Aim | Write out the line with "Parse this screenshot: output" and every later line through the end of the data below, exactly as given, with no pictures in the copy.

(Stored entries)
------------
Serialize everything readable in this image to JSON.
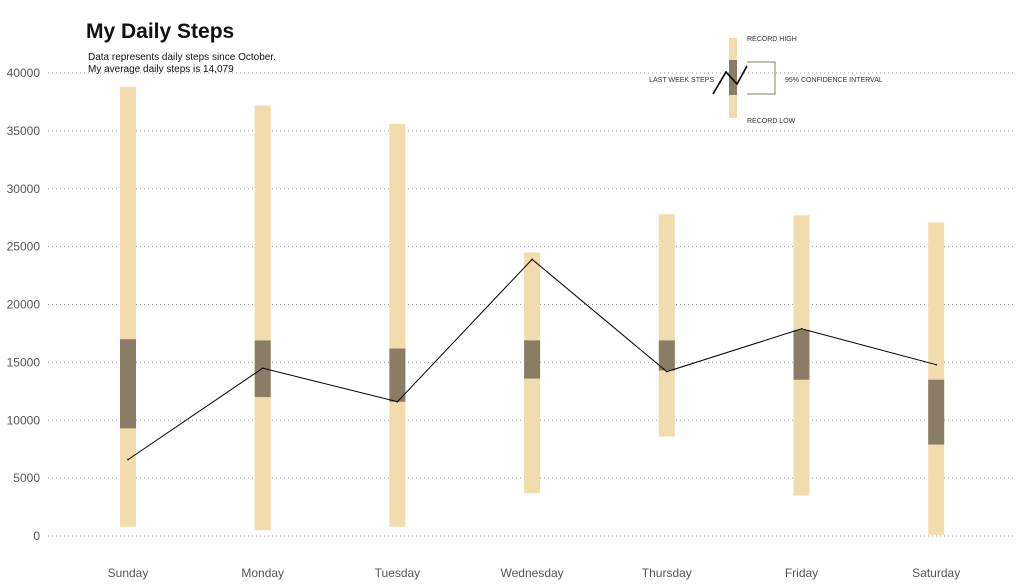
{
  "chart_data": {
    "type": "bar",
    "title": "My Daily Steps",
    "subtitle_lines": [
      "Data represents daily steps since October.",
      "My average daily steps is 14,079"
    ],
    "categories": [
      "Sunday",
      "Monday",
      "Tuesday",
      "Wednesday",
      "Thursday",
      "Friday",
      "Saturday"
    ],
    "record_range": [
      [
        800,
        38800
      ],
      [
        500,
        37200
      ],
      [
        800,
        35600
      ],
      [
        3700,
        24500
      ],
      [
        8600,
        27800
      ],
      [
        3500,
        27700
      ],
      [
        100,
        27100
      ]
    ],
    "confidence_interval": [
      [
        9300,
        17000
      ],
      [
        12000,
        16900
      ],
      [
        11600,
        16200
      ],
      [
        13600,
        16900
      ],
      [
        14300,
        16900
      ],
      [
        13500,
        17800
      ],
      [
        7900,
        13500
      ]
    ],
    "last_week": [
      6600,
      14500,
      11600,
      23900,
      14200,
      17900,
      14800
    ],
    "yticks": [
      0,
      5000,
      10000,
      15000,
      20000,
      25000,
      30000,
      35000,
      40000
    ],
    "ylim": [
      0,
      40000
    ],
    "grid": "horizontal dotted",
    "colors": {
      "record": "#f2dcae",
      "ci": "#8b7d65",
      "line": "#000000",
      "grid": "#999999",
      "tick": "#555555"
    },
    "legend": {
      "record_high": "RECORD HIGH",
      "record_low": "RECORD LOW",
      "last_week": "LAST WEEK STEPS",
      "ci": "95% CONFIDENCE INTERVAL",
      "placement": "top-right"
    }
  }
}
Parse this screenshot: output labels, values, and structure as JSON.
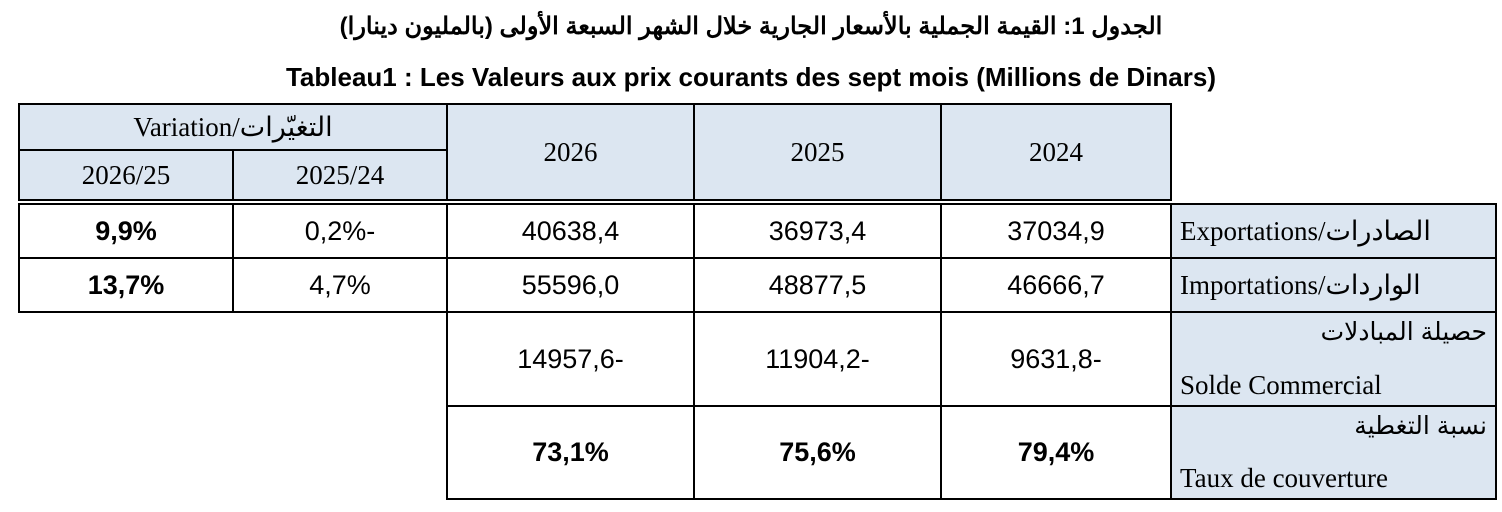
{
  "header": {
    "title_ar": "الجدول 1: القيمة الجملية بالأسعار الجارية خلال الشهر السبعة الأولى (بالمليون دينارا)",
    "title_fr": "Tableau1 : Les Valeurs aux prix courants des sept mois (Millions de Dinars)"
  },
  "table": {
    "variation_label": "Variation/التغيّرات",
    "variation_columns": [
      "2026/25",
      "2025/24"
    ],
    "years": [
      "2026",
      "2025",
      "2024"
    ],
    "rows": [
      {
        "label": "Exportations/الصادرات",
        "values": [
          "40638,4",
          "36973,4",
          "37034,9"
        ],
        "variations": [
          "9,9%",
          "0,2%-"
        ]
      },
      {
        "label": "Importations/الواردات",
        "values": [
          "55596,0",
          "48877,5",
          "46666,7"
        ],
        "variations": [
          "13,7%",
          "4,7%"
        ]
      },
      {
        "label_ar": "حصيلة المبادلات",
        "label_fr": "Solde Commercial",
        "values": [
          "14957,6-",
          "11904,2-",
          "9631,8-"
        ]
      },
      {
        "label_ar": "نسبة التغطية",
        "label_fr": "Taux de couverture",
        "values": [
          "73,1%",
          "75,6%",
          "79,4%"
        ]
      }
    ]
  }
}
------------
Solution for this exercise |
Parse this screenshot: output labels, values, and structure as JSON.
{
  "header": {
    "title_ar": "الجدول 1: القيمة الجملية بالأسعار الجارية خلال الشهر السبعة الأولى (بالمليون دينارا)",
    "title_fr": "Tableau1 : Les Valeurs aux prix courants des sept mois (Millions de Dinars)"
  },
  "table": {
    "variation_label": "Variation/التغيّرات",
    "variation_columns": [
      "2026/25",
      "2025/24"
    ],
    "years": [
      "2026",
      "2025",
      "2024"
    ],
    "rows": [
      {
        "label": "Exportations/الصادرات",
        "values": [
          "40638,4",
          "36973,4",
          "37034,9"
        ],
        "variations": [
          "9,9%",
          "0,2%-"
        ]
      },
      {
        "label": "Importations/الواردات",
        "values": [
          "55596,0",
          "48877,5",
          "46666,7"
        ],
        "variations": [
          "13,7%",
          "4,7%"
        ]
      },
      {
        "label_ar": "حصيلة المبادلات",
        "label_fr": "Solde Commercial",
        "values": [
          "14957,6-",
          "11904,2-",
          "9631,8-"
        ]
      },
      {
        "label_ar": "نسبة التغطية",
        "label_fr": "Taux de couverture",
        "values": [
          "73,1%",
          "75,6%",
          "79,4%"
        ]
      }
    ]
  }
}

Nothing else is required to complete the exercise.